* _Exercise brief_: Report every line in the listing below where the string "famille" shows up.

— Start —

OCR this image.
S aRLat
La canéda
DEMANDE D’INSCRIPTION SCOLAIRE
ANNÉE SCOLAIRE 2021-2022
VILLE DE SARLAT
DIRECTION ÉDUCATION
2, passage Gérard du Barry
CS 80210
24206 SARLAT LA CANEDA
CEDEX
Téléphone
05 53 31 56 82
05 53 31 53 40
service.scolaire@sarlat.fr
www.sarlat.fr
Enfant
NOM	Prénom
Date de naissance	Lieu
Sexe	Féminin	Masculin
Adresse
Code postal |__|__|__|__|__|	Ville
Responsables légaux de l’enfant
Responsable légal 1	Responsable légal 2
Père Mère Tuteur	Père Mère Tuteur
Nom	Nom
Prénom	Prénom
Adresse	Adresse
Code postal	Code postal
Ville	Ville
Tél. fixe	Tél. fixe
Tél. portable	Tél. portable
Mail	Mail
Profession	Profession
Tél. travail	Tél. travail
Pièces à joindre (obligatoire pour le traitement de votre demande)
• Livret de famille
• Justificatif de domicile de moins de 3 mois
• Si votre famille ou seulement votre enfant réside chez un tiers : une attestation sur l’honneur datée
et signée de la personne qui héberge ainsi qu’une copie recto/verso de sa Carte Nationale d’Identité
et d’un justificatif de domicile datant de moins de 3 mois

— End —

* _Full solution_:
• Livret de famille
• Si votre famille ou seulement votre enfant réside chez un tiers : une attestation sur l’honneur datée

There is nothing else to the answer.